EXCERPTED DATA:
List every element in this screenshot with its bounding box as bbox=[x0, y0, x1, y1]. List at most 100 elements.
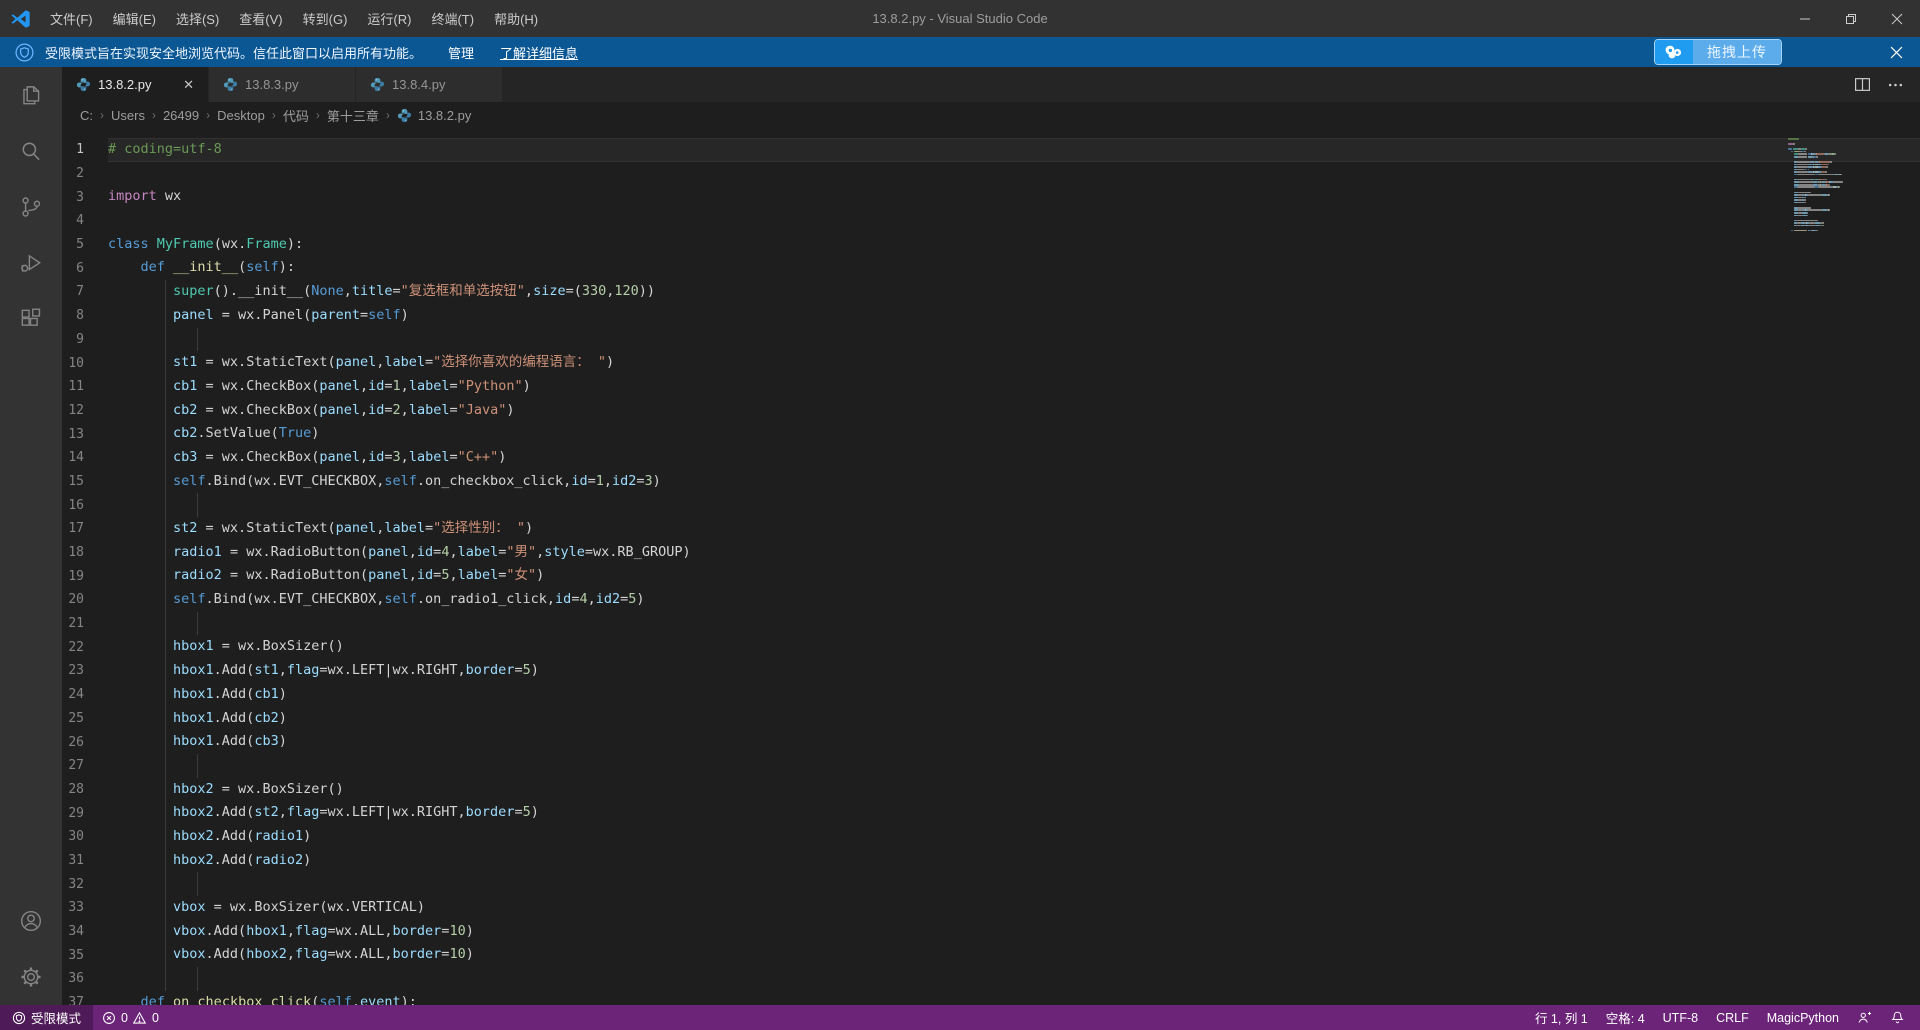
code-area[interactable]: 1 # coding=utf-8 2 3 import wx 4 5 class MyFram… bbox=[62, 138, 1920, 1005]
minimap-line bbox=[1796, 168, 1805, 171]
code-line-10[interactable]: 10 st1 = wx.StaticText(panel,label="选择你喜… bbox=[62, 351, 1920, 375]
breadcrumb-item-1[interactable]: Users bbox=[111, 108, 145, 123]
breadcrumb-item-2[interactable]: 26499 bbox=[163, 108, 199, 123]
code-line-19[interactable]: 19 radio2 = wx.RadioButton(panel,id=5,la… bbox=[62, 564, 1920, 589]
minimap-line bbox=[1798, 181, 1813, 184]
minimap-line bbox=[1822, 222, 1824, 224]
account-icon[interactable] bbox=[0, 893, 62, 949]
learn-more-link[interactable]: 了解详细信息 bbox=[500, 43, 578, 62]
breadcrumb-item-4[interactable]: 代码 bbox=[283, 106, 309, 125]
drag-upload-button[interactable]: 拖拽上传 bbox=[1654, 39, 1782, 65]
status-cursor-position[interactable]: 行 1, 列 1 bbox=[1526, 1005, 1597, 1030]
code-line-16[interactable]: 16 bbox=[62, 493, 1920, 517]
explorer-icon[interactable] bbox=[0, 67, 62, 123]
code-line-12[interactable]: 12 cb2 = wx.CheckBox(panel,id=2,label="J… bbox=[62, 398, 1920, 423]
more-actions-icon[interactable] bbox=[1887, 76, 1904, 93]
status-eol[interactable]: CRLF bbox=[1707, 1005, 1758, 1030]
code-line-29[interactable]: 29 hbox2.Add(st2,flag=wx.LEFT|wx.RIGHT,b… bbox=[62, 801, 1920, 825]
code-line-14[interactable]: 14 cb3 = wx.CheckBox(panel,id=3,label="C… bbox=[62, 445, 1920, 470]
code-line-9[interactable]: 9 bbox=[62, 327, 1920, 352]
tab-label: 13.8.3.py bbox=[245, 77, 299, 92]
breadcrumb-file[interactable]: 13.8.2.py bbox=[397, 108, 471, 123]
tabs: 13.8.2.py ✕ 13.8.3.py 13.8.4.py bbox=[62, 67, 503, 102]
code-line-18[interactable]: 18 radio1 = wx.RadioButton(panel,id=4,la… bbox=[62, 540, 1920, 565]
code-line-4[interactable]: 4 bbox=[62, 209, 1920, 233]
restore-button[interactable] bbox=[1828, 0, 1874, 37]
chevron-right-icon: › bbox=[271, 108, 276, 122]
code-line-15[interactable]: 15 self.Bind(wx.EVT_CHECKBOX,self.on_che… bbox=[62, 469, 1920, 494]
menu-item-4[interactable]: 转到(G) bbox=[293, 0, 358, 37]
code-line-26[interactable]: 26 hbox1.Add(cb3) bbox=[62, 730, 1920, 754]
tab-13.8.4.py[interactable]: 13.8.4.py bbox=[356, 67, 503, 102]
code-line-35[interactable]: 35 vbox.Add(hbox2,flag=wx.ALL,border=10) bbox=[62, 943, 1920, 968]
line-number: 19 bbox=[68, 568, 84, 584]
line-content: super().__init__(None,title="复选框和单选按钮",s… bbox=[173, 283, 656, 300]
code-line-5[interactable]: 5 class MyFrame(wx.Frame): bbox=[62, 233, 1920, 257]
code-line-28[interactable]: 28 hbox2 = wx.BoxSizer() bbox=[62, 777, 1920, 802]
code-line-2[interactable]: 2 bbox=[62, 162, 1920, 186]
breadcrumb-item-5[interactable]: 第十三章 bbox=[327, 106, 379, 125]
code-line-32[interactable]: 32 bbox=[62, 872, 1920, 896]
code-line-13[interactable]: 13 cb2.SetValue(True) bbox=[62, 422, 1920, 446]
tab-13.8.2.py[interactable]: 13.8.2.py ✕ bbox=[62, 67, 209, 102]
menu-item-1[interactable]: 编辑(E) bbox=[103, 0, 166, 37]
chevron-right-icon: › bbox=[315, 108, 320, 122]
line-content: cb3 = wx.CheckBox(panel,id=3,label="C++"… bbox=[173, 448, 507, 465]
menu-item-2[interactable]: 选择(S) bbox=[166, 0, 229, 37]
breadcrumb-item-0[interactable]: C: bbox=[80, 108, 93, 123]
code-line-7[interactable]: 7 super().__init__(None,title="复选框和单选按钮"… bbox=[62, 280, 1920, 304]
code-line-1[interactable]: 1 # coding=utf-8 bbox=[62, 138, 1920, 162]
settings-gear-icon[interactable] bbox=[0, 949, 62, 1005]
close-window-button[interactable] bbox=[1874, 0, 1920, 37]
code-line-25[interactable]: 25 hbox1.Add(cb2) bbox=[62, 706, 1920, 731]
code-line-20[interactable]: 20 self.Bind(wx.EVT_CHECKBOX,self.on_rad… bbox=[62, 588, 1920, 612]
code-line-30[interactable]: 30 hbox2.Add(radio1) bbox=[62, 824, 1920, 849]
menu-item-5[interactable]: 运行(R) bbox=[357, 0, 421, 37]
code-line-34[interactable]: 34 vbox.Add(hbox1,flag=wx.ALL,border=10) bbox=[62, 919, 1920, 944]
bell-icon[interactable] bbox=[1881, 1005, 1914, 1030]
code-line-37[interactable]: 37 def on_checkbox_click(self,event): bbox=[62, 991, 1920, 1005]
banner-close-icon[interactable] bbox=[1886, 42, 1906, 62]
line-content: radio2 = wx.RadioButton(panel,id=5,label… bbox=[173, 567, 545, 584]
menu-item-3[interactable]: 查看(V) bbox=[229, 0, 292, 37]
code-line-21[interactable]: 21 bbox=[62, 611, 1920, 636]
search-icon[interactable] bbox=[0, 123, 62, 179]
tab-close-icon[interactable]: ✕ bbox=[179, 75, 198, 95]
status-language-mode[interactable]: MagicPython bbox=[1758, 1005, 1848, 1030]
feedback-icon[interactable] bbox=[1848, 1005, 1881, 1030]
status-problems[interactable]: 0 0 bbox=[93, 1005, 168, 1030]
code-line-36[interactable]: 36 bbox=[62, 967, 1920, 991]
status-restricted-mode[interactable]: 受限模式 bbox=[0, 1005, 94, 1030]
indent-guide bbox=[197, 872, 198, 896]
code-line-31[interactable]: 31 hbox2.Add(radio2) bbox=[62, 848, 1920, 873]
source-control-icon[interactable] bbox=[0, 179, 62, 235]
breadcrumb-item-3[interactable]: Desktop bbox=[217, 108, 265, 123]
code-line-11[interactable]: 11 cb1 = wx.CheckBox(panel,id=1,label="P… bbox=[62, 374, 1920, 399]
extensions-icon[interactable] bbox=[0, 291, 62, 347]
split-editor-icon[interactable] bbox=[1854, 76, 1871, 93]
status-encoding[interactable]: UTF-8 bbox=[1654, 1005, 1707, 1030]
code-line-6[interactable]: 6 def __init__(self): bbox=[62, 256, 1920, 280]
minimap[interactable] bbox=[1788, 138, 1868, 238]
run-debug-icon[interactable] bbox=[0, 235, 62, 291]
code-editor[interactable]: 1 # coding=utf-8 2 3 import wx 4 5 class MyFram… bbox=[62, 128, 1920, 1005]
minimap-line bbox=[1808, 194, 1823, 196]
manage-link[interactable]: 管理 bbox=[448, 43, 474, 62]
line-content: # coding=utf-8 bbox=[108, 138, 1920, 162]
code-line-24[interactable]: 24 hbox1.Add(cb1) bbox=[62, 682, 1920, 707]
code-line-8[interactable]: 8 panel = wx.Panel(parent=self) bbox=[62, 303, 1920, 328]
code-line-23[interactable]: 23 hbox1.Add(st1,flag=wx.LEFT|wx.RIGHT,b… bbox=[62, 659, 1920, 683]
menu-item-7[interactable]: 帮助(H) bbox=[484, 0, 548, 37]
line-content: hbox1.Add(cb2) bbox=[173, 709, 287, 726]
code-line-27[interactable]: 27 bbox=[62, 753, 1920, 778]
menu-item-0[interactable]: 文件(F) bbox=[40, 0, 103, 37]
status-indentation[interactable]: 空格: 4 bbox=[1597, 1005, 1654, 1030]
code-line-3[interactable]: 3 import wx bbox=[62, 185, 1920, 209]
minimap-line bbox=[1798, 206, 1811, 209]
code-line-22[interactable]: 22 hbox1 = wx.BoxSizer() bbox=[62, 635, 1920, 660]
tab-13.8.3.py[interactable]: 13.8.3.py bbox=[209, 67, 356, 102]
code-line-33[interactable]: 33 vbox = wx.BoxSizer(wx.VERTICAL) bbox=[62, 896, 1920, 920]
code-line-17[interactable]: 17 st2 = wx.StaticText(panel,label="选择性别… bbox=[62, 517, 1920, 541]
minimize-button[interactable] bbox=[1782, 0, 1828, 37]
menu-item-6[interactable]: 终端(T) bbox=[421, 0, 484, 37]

---

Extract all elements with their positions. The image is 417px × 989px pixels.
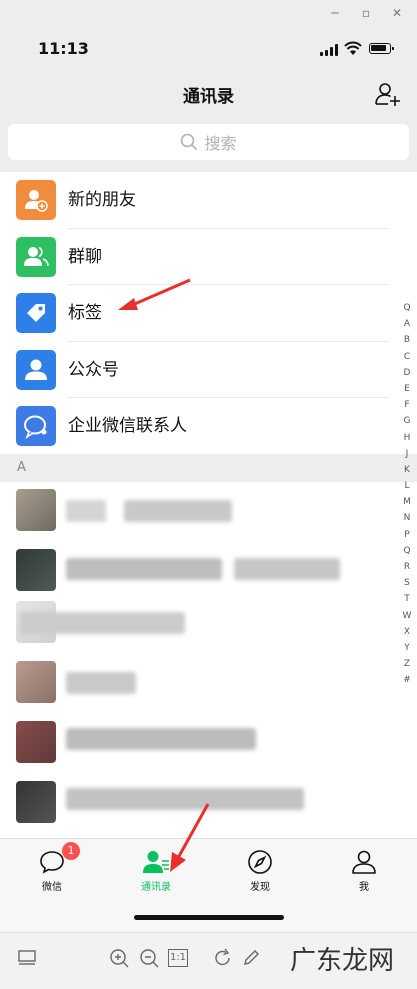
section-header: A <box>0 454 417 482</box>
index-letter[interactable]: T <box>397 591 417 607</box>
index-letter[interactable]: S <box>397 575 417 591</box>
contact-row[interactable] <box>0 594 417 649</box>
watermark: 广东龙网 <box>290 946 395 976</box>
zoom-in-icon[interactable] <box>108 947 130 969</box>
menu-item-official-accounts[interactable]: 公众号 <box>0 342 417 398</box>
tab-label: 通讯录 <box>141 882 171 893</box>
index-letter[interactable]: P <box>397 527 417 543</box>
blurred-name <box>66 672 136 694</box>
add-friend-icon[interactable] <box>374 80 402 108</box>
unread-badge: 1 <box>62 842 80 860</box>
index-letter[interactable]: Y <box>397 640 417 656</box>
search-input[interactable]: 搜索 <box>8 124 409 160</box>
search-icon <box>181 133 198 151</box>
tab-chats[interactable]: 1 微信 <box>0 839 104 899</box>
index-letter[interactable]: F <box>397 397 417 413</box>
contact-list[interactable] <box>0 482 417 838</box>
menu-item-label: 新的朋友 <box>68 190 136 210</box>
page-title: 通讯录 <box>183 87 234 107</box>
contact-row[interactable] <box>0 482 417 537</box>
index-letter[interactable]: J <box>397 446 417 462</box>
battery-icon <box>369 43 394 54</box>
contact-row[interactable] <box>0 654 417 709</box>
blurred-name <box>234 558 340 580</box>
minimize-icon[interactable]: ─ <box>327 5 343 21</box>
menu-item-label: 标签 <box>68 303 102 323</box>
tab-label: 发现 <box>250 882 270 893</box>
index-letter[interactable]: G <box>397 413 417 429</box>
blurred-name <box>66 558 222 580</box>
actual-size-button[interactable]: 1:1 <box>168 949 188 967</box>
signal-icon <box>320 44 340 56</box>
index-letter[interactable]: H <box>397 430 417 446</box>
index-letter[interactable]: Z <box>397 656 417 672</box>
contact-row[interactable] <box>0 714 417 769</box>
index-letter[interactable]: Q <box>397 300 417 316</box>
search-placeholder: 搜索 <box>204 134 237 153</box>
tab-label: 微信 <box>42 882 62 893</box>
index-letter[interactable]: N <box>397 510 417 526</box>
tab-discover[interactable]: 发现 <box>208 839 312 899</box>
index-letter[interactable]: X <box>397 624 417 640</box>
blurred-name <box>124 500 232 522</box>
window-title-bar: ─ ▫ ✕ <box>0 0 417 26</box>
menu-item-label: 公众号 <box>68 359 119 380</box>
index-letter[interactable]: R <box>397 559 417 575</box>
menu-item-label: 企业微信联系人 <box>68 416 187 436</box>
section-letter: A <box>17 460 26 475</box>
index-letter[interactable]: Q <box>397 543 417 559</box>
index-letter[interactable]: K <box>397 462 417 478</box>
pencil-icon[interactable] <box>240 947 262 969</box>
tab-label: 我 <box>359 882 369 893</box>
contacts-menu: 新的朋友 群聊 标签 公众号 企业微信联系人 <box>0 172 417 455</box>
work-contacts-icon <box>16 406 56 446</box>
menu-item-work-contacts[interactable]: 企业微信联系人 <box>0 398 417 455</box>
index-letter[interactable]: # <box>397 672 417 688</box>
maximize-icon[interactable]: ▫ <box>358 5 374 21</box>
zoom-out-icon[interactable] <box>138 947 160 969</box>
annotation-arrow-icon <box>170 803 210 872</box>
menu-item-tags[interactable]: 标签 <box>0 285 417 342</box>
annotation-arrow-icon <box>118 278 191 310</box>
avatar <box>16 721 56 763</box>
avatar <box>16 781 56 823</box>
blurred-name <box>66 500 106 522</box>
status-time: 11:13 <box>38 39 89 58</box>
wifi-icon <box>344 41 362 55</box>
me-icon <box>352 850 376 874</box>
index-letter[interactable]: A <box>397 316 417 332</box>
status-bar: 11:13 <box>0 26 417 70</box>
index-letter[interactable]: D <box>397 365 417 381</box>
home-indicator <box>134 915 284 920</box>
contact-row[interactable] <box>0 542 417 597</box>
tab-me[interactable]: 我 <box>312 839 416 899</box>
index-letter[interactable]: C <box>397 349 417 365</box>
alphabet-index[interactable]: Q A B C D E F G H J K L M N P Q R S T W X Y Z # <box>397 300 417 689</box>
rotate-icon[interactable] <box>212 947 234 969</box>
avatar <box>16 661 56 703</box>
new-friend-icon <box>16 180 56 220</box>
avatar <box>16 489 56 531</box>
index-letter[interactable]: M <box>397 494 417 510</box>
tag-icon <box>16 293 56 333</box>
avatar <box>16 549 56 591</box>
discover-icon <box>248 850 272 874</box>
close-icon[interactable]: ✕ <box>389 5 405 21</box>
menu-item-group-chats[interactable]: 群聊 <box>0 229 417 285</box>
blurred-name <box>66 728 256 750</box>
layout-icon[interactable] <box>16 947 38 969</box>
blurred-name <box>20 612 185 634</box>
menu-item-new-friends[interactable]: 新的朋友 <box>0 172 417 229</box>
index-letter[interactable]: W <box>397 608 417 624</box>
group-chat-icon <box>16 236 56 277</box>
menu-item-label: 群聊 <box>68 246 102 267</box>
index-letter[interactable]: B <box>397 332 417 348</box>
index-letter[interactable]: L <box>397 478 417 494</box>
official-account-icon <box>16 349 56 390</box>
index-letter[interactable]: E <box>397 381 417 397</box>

WHAT NEEDS TO BE DONE: Print the lines of the first listing between the line holding "code-area[interactable]: 1 #" and the line holding "code-line-16[interactable]: 16 bbox=[62, 493, 1920, 517]", inclusive, with no changes.

RESULT FOR THIS TASK:
code-area[interactable]: 1 # coding=utf-8 2 3 import wx 4 5 class MyFram… bbox=[62, 138, 1920, 1005]
minimap-line bbox=[1796, 168, 1805, 171]
code-line-10[interactable]: 10 st1 = wx.StaticText(panel,label="选择你喜… bbox=[62, 351, 1920, 375]
breadcrumb-item-1[interactable]: Users bbox=[111, 108, 145, 123]
breadcrumb-item-2[interactable]: 26499 bbox=[163, 108, 199, 123]
code-line-19[interactable]: 19 radio2 = wx.RadioButton(panel,id=5,la… bbox=[62, 564, 1920, 589]
minimap-line bbox=[1798, 181, 1813, 184]
minimap-line bbox=[1822, 222, 1824, 224]
account-icon[interactable] bbox=[0, 893, 62, 949]
learn-more-link[interactable]: 了解详细信息 bbox=[500, 43, 578, 62]
breadcrumb-item-4[interactable]: 代码 bbox=[283, 106, 309, 125]
drag-upload-button[interactable]: 拖拽上传 bbox=[1654, 39, 1782, 65]
status-cursor-position[interactable]: 行 1, 列 1 bbox=[1526, 1005, 1597, 1030]
code-line-16[interactable]: 16 bbox=[62, 493, 1920, 517]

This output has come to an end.